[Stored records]
-- -- --
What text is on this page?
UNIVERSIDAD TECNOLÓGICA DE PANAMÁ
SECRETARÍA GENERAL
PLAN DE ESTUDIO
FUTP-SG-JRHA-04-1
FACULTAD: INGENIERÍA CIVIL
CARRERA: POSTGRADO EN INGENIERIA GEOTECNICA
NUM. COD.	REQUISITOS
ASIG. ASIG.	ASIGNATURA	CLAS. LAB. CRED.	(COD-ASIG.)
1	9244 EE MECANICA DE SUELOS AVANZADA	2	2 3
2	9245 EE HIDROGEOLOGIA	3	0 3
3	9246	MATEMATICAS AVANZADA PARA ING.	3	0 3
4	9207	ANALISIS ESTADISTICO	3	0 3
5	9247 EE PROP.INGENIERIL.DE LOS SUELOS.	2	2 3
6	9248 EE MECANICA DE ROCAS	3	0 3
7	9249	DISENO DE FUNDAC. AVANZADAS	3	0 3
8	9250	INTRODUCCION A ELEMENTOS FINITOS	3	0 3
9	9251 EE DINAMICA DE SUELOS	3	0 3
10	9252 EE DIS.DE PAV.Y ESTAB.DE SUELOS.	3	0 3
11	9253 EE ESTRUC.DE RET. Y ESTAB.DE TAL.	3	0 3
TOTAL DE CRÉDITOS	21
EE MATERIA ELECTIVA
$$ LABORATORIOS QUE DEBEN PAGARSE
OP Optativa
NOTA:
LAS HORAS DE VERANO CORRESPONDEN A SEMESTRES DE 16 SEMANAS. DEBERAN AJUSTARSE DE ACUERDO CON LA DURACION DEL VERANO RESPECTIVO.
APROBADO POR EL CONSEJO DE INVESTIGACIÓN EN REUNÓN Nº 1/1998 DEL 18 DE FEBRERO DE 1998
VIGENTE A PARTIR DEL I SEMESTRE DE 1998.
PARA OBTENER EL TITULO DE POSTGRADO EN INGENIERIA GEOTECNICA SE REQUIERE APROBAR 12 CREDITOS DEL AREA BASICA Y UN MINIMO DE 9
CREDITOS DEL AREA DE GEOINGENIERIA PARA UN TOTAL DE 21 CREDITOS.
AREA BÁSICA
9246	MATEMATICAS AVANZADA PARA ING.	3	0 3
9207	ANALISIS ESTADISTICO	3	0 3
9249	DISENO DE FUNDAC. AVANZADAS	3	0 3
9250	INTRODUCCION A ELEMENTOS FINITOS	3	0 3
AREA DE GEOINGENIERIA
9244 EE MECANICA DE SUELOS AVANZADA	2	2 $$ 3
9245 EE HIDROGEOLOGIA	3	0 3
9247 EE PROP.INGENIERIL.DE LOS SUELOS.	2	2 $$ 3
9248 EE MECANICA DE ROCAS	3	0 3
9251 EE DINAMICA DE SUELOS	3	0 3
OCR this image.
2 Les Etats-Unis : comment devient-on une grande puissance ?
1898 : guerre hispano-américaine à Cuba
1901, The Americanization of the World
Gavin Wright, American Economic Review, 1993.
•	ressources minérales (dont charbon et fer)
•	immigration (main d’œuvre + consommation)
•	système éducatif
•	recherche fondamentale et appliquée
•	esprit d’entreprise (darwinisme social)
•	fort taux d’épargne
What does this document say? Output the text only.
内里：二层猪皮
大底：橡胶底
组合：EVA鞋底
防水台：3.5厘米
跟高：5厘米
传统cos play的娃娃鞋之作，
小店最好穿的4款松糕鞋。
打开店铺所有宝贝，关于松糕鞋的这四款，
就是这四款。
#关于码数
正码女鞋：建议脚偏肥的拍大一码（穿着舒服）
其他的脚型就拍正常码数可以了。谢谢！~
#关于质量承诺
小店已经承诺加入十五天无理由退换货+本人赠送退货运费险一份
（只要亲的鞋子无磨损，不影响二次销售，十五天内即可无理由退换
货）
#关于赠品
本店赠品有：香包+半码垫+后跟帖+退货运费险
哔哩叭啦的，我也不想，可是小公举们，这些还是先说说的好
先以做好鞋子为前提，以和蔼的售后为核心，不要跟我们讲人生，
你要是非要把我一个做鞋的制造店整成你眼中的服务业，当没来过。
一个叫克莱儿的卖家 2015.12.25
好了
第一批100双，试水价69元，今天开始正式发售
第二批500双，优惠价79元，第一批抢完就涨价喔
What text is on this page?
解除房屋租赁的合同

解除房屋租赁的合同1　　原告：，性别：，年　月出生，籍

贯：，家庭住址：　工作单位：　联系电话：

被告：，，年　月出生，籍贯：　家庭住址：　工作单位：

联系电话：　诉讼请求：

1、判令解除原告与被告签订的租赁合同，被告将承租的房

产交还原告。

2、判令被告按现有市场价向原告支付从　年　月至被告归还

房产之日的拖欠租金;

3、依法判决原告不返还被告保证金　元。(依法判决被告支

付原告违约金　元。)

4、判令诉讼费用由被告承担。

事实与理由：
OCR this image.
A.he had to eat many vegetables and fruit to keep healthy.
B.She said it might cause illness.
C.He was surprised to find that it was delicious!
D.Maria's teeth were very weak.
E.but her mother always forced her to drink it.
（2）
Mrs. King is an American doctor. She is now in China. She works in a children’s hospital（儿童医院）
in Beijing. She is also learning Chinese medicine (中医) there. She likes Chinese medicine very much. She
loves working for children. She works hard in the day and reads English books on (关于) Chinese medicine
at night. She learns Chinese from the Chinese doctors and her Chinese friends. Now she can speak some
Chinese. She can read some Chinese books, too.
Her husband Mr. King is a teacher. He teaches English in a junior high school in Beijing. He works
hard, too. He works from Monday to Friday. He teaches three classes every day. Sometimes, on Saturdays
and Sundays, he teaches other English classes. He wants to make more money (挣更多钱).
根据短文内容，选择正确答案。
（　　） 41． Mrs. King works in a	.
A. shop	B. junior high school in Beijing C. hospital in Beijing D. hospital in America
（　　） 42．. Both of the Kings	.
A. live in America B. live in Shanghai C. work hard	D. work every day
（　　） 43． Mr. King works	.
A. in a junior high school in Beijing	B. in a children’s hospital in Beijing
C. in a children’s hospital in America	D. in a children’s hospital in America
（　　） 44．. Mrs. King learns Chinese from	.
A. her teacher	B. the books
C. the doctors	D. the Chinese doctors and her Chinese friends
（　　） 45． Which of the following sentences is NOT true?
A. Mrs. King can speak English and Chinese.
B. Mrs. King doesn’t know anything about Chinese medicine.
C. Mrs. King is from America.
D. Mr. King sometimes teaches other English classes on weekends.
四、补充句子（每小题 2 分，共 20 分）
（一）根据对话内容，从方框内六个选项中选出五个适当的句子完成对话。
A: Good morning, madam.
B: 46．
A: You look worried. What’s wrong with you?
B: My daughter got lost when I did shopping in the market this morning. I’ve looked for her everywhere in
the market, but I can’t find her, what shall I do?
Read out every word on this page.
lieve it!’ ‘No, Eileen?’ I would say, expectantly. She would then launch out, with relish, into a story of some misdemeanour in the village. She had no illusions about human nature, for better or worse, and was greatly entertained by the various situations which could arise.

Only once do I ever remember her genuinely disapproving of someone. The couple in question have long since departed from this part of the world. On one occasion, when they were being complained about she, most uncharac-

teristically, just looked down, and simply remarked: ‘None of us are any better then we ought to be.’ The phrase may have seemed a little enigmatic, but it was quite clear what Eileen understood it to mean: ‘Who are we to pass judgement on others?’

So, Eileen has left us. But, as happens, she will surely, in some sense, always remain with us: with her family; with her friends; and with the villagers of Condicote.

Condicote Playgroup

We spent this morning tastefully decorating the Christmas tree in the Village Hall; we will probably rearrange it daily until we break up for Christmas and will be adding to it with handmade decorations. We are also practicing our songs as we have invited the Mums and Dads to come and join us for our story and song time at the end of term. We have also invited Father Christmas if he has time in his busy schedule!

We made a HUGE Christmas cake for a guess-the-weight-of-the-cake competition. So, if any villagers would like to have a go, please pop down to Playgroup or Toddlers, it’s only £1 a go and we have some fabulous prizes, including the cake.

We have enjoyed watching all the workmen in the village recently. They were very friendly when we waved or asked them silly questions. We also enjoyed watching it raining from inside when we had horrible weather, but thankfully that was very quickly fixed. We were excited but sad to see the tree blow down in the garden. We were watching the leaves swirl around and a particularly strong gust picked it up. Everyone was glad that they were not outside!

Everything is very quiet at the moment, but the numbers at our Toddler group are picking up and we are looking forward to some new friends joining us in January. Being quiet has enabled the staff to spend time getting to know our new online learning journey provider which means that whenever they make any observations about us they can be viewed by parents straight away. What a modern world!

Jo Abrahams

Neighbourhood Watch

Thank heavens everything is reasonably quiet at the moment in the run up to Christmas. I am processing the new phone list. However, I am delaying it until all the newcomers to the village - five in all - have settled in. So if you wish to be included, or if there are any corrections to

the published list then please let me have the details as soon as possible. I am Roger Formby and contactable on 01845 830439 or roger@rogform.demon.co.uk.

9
-- -- --
Your objective:
Filter the data for the string "medicine" and copy every line that has it.

Task output:
in Beijing. She is also learning Chinese medicine (中医) there. She likes Chinese medicine very much. She
loves working for children. She works hard in the day and reads English books on (关于) Chinese medicine
B. Mrs. King doesn’t know anything about Chinese medicine.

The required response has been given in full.